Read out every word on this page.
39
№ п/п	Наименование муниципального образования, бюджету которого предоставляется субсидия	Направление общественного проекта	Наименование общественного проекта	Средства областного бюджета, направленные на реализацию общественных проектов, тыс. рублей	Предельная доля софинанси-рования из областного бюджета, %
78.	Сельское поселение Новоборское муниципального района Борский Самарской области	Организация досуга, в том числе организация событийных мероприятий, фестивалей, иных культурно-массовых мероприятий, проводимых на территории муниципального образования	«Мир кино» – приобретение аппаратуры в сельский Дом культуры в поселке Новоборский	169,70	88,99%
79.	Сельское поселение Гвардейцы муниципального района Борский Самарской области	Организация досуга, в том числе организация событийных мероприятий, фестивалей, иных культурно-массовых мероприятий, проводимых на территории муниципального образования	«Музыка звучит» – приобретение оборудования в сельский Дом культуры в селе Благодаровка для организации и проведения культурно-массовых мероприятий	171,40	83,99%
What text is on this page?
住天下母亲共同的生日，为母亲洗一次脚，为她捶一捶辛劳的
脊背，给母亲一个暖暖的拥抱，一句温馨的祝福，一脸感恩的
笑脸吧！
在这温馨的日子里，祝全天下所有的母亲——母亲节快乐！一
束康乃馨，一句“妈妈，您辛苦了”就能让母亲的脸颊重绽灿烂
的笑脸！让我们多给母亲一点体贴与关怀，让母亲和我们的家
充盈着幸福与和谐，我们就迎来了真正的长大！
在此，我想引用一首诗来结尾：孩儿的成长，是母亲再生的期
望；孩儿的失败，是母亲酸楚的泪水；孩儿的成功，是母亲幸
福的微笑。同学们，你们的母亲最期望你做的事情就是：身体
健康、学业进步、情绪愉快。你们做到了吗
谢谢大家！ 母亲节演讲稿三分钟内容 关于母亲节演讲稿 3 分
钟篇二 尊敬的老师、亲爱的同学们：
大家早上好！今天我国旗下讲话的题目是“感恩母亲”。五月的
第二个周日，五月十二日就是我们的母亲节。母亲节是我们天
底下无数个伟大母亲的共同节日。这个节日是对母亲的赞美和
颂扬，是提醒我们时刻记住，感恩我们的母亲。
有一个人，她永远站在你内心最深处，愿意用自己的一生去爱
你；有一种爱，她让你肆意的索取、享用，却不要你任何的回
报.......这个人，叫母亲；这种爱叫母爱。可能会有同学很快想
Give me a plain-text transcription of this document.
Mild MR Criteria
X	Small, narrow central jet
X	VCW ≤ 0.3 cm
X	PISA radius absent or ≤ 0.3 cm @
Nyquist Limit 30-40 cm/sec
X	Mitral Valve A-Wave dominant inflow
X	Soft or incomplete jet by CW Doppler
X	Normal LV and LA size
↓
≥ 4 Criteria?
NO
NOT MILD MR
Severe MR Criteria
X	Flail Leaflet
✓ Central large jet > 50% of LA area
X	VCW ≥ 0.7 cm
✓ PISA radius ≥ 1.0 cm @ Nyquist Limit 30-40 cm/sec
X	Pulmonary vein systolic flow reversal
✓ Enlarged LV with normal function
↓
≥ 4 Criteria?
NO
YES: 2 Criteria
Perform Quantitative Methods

####

**SHORT TASK**
Every record should be repeated exactly; please leave none out.

**OUTPUT OF THE TASK**
Read out every word on this page.
39
№ п/п	Наименование муниципального образования, бюджету которого предоставляется субсидия	Направление общественного проекта	Наименование общественного проекта	Средства областного бюджета, направленные на реализацию общественных проектов, тыс. рублей	Предельная доля софинанси-рования из областного бюджета, %
78.	Сельское поселение Новоборское муниципального района Борский Самарской области	Организация досуга, в том числе организация событийных мероприятий, фестивалей, иных культурно-массовых мероприятий, проводимых на территории муниципального образования	«Мир кино» – приобретение аппаратуры в сельский Дом культуры в поселке Новоборский	169,70	88,99%
79.	Сельское поселение Гвардейцы муниципального района Борский Самарской области	Организация досуга, в том числе организация событийных мероприятий, фестивалей, иных культурно-массовых мероприятий, проводимых на территории муниципального образования	«Музыка звучит» – приобретение оборудования в сельский Дом культуры в селе Благодаровка для организации и проведения культурно-массовых мероприятий	171,40	83,99%
What text is on this page?
住天下母亲共同的生日，为母亲洗一次脚，为她捶一捶辛劳的
脊背，给母亲一个暖暖的拥抱，一句温馨的祝福，一脸感恩的
笑脸吧！
在这温馨的日子里，祝全天下所有的母亲——母亲节快乐！一
束康乃馨，一句“妈妈，您辛苦了”就能让母亲的脸颊重绽灿烂
的笑脸！让我们多给母亲一点体贴与关怀，让母亲和我们的家
充盈着幸福与和谐，我们就迎来了真正的长大！
在此，我想引用一首诗来结尾：孩儿的成长，是母亲再生的期
望；孩儿的失败，是母亲酸楚的泪水；孩儿的成功，是母亲幸
福的微笑。同学们，你们的母亲最期望你做的事情就是：身体
健康、学业进步、情绪愉快。你们做到了吗
谢谢大家！ 母亲节演讲稿三分钟内容 关于母亲节演讲稿 3 分
钟篇二 尊敬的老师、亲爱的同学们：
大家早上好！今天我国旗下讲话的题目是“感恩母亲”。五月的
第二个周日，五月十二日就是我们的母亲节。母亲节是我们天
底下无数个伟大母亲的共同节日。这个节日是对母亲的赞美和
颂扬，是提醒我们时刻记住，感恩我们的母亲。
有一个人，她永远站在你内心最深处，愿意用自己的一生去爱
你；有一种爱，她让你肆意的索取、享用，却不要你任何的回
报.......这个人，叫母亲；这种爱叫母爱。可能会有同学很快想
Give me a plain-text transcription of this document.
Mild MR Criteria
X	Small, narrow central jet
X	VCW ≤ 0.3 cm
X	PISA radius absent or ≤ 0.3 cm @
Nyquist Limit 30-40 cm/sec
X	Mitral Valve A-Wave dominant inflow
X	Soft or incomplete jet by CW Doppler
X	Normal LV and LA size
↓
≥ 4 Criteria?
NO
NOT MILD MR
Severe MR Criteria
X	Flail Leaflet
✓ Central large jet > 50% of LA area
X	VCW ≥ 0.7 cm
✓ PISA radius ≥ 1.0 cm @ Nyquist Limit 30-40 cm/sec
X	Pulmonary vein systolic flow reversal
✓ Enlarged LV with normal function
↓
≥ 4 Criteria?
NO
YES: 2 Criteria
Perform Quantitative Methods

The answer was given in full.